> **YOUR INSTRUCTIONS**:
Which lines have the string "area"? Copy all of them from the entries below.

> **DATASET CONTENT**:
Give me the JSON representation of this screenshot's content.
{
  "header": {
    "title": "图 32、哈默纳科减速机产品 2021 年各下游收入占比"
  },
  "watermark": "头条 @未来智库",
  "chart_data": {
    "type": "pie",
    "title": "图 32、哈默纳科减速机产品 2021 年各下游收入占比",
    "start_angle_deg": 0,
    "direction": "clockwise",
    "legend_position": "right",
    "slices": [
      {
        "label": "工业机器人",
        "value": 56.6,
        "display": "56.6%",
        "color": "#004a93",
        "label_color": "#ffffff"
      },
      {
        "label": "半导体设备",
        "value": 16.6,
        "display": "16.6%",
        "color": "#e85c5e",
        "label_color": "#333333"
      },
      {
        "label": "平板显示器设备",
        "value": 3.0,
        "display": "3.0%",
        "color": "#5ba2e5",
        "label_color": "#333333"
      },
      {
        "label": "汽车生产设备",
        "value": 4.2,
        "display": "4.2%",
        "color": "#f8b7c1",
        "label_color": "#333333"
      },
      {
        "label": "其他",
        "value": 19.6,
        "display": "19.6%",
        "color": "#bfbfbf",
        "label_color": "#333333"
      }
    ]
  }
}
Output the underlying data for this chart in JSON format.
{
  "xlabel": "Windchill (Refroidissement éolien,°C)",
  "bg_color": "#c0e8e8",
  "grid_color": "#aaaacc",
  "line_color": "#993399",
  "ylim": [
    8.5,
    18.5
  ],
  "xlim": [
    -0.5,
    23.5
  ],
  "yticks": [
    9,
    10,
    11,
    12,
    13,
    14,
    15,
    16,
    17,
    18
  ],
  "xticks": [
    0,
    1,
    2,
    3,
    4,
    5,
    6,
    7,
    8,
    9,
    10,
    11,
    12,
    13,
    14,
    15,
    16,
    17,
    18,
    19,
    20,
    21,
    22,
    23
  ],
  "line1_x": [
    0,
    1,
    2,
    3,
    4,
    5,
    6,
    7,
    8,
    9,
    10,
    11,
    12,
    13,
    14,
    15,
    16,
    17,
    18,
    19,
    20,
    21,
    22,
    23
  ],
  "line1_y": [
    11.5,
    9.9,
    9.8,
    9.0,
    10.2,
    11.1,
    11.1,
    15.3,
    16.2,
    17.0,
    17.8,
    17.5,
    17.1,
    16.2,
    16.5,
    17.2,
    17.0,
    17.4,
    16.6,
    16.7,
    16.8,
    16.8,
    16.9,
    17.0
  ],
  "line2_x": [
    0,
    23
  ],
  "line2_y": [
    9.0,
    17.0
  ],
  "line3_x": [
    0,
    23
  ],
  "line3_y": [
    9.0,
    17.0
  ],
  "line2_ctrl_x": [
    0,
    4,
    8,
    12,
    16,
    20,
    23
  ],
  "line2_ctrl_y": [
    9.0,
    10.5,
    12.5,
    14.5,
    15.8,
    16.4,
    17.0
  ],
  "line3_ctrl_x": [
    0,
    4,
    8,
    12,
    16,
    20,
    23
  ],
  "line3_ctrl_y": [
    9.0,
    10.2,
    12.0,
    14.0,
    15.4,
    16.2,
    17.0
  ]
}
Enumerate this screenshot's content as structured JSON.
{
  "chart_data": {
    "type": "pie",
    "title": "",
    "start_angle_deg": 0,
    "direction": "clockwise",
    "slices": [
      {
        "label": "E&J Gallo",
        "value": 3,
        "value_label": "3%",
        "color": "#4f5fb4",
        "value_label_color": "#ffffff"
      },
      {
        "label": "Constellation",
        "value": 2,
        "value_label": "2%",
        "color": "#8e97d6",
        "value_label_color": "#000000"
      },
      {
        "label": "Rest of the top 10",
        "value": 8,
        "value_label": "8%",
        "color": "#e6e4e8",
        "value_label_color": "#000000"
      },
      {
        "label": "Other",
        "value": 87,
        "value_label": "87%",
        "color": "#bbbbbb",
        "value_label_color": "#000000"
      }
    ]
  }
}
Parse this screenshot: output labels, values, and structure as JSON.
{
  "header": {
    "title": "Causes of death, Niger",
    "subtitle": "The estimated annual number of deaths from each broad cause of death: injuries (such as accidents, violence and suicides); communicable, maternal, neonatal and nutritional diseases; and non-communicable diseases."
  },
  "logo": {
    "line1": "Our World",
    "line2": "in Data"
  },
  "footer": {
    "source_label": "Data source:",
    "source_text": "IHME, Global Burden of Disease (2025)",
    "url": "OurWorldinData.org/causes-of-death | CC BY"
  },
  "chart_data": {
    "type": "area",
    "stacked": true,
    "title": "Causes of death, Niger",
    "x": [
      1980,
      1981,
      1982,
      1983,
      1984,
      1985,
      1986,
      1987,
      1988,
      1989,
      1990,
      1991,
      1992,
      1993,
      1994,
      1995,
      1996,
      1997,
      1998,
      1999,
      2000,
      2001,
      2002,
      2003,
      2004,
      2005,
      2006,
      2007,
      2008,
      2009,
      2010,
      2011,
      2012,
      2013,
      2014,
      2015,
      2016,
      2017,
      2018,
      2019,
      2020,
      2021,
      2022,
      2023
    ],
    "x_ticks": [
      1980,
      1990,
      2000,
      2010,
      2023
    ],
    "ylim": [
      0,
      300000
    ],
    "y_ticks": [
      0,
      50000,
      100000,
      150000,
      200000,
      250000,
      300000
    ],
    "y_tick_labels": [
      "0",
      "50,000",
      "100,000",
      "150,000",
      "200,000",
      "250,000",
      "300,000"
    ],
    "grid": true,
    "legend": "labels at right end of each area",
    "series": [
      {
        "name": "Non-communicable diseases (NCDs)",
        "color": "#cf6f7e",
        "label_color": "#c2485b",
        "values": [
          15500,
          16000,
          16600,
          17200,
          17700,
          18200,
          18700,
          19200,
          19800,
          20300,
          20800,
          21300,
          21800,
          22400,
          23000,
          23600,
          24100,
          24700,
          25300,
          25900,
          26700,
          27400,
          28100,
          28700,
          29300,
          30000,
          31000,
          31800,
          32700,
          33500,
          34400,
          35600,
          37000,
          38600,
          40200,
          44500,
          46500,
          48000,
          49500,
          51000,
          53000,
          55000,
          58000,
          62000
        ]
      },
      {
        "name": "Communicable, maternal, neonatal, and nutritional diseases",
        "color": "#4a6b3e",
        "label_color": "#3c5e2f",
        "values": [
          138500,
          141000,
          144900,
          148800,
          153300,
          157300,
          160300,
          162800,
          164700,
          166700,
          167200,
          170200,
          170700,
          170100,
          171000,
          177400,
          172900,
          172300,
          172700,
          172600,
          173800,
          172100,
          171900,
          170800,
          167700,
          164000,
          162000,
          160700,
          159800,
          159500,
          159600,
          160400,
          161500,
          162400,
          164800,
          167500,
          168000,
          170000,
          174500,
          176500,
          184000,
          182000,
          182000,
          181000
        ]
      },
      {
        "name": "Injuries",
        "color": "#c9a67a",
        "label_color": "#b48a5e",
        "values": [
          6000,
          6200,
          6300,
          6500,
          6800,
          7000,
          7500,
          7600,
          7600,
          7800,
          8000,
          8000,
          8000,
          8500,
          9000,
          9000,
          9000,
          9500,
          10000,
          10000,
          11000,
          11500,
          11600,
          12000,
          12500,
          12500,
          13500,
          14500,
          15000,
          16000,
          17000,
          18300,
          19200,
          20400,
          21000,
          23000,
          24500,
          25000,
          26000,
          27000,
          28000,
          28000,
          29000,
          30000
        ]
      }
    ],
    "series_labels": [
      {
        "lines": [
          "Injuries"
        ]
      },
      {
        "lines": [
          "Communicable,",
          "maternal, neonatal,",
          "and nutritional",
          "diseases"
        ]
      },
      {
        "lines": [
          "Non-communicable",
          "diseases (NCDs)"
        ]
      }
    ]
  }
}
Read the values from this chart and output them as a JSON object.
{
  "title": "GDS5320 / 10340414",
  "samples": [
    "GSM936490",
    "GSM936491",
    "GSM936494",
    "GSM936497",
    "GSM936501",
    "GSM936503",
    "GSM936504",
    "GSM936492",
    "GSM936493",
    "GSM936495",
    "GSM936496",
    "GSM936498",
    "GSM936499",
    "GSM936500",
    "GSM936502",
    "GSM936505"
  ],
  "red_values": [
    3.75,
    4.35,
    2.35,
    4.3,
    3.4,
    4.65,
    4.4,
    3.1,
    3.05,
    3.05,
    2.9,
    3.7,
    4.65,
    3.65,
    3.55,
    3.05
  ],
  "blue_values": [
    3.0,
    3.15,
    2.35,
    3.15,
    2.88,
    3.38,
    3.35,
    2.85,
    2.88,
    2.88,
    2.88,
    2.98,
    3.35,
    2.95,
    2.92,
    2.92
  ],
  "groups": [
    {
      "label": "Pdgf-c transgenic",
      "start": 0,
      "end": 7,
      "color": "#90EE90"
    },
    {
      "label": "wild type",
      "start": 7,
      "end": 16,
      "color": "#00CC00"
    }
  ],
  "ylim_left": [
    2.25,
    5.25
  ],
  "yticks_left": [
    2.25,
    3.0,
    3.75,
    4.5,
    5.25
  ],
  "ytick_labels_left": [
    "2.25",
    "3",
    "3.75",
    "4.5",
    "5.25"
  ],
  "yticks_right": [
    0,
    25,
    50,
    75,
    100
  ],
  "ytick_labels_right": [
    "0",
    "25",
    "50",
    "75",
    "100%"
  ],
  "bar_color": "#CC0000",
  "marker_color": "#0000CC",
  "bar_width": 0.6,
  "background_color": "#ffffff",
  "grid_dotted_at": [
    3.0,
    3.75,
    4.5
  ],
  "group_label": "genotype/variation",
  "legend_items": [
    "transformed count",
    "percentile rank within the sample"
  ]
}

> **WRITTEN RESPONSE**:
    "type": "area",
    "legend": "labels at right end of each area",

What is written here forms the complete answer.